__Work to complete__.
Filter the data for lines with the word "screenshot", then copy every line so identified.

[Data listing]
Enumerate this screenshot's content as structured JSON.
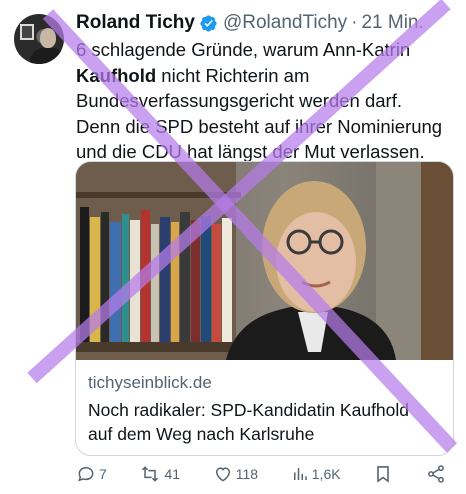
{
  "tweet": {
    "author_name": "Roland Tichy",
    "handle": "@RolandTichy",
    "separator": "·",
    "time": "21 Min.",
    "text_line1": "6 schlagende Gründe, warum Ann-Katrin",
    "text_bold": "Kaufhold",
    "text_line2_rest": " nicht Richterin am",
    "text_line3": "Bundesverfassungsgericht werden darf.",
    "text_line4": "Denn die SPD besteht auf ihrer Nominierung",
    "text_line5": "und die CDU hat längst der Mut verlassen."
  },
  "card": {
    "domain": "tichyseinblick.de",
    "title_line1": "Noch radikaler: SPD-Kandidatin Kaufhold",
    "title_line2": "auf dem Weg nach Karlsruhe"
  },
  "actions": {
    "replies": "7",
    "reposts": "41",
    "likes": "118",
    "views": "1,6K"
  },
  "colors": {
    "verified": "#1d9bf0",
    "muted": "#536471",
    "overlay_cross": "#b57bea"
  }
}
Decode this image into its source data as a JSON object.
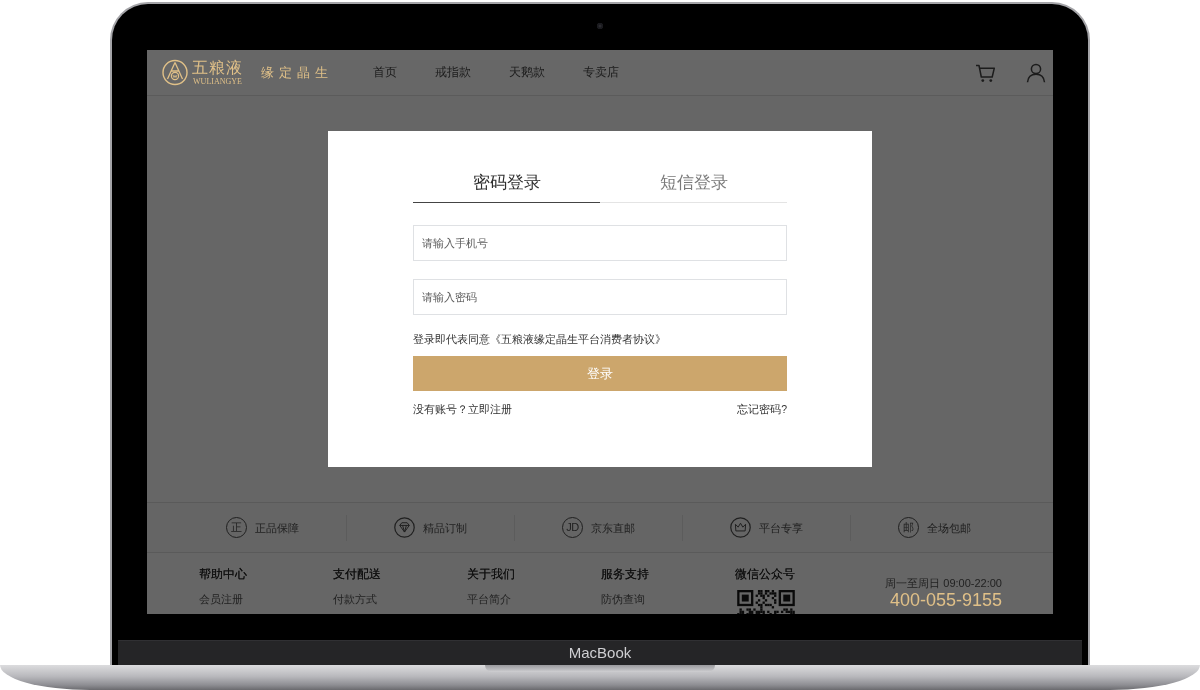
{
  "device": {
    "label": "MacBook"
  },
  "header": {
    "logo": {
      "name": "五粮液",
      "latin": "WULIANGYE",
      "slogan": "缘定晶生"
    },
    "nav": [
      {
        "label": "首页"
      },
      {
        "label": "戒指款"
      },
      {
        "label": "天鹅款"
      },
      {
        "label": "专卖店"
      }
    ]
  },
  "login": {
    "tabs": [
      {
        "label": "密码登录",
        "selected": true
      },
      {
        "label": "短信登录",
        "selected": false
      }
    ],
    "fields": [
      {
        "placeholder": "请输入手机号"
      },
      {
        "placeholder": "请输入密码"
      }
    ],
    "agreement": "登录即代表同意《五粮液缘定晶生平台消费者协议》",
    "submit": "登录",
    "register_prompt": "没有账号？",
    "register_link": "立即注册",
    "forgot_link": "忘记密码?"
  },
  "features": [
    {
      "kind": "glyph",
      "glyph": "正",
      "label": "正品保障"
    },
    {
      "kind": "diamond",
      "label": "精品订制"
    },
    {
      "kind": "glyph",
      "glyph": "JD",
      "label": "京东直邮"
    },
    {
      "kind": "crown",
      "label": "平台专享"
    },
    {
      "kind": "glyph",
      "glyph": "邮",
      "label": "全场包邮"
    }
  ],
  "footer": {
    "columns": [
      {
        "kind": "links",
        "heading": "帮助中心",
        "links": [
          "会员注册"
        ]
      },
      {
        "kind": "links",
        "heading": "支付配送",
        "links": [
          "付款方式"
        ]
      },
      {
        "kind": "links",
        "heading": "关于我们",
        "links": [
          "平台简介"
        ]
      },
      {
        "kind": "links",
        "heading": "服务支持",
        "links": [
          "防伪查询"
        ]
      },
      {
        "kind": "qr",
        "heading": "微信公众号"
      }
    ],
    "hours": "周一至周日 09:00-22:00",
    "phone": "400-055-9155"
  }
}
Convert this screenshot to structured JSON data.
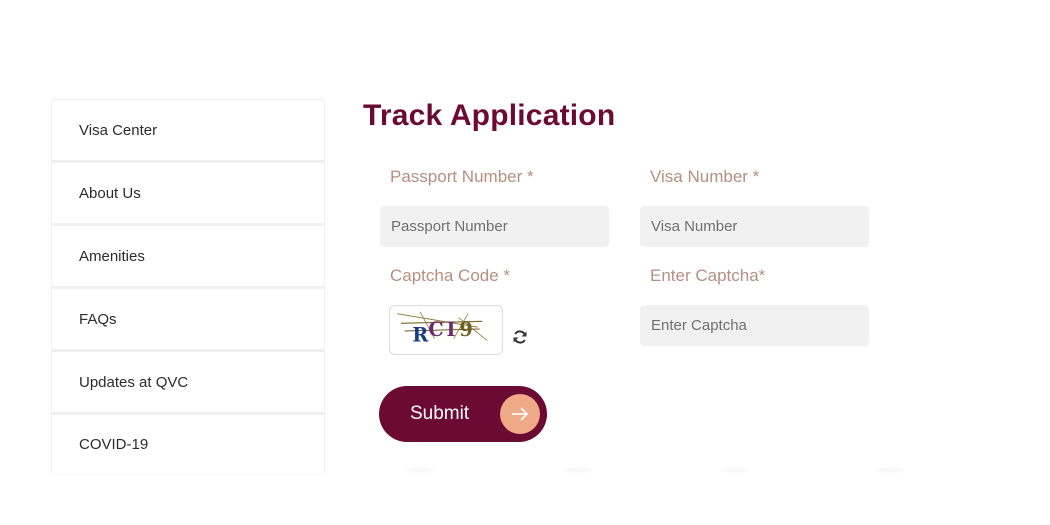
{
  "sidebar": {
    "items": [
      {
        "label": "Visa Center"
      },
      {
        "label": "About Us"
      },
      {
        "label": "Amenities"
      },
      {
        "label": "FAQs"
      },
      {
        "label": "Updates at QVC"
      },
      {
        "label": "COVID-19"
      }
    ]
  },
  "main": {
    "title": "Track Application",
    "passport": {
      "label": "Passport Number *",
      "placeholder": "Passport Number",
      "value": ""
    },
    "visa": {
      "label": "Visa Number *",
      "placeholder": "Visa Number",
      "value": ""
    },
    "captcha_code": {
      "label": "Captcha Code *",
      "image_text": "RCI9",
      "refresh_icon": "refresh-icon"
    },
    "captcha_input": {
      "label": "Enter Captcha*",
      "placeholder": "Enter Captcha",
      "value": ""
    },
    "submit": {
      "label": "Submit",
      "icon": "arrow-right-icon"
    }
  },
  "colors": {
    "brand": "#6b0a33",
    "label": "#b58f80",
    "accent": "#eeaa86",
    "input_bg": "#f1f1f1"
  }
}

__Solution for this task__.
Enumerate this screenshot's content as structured JSON.
Convert this screenshot to structured JSON data.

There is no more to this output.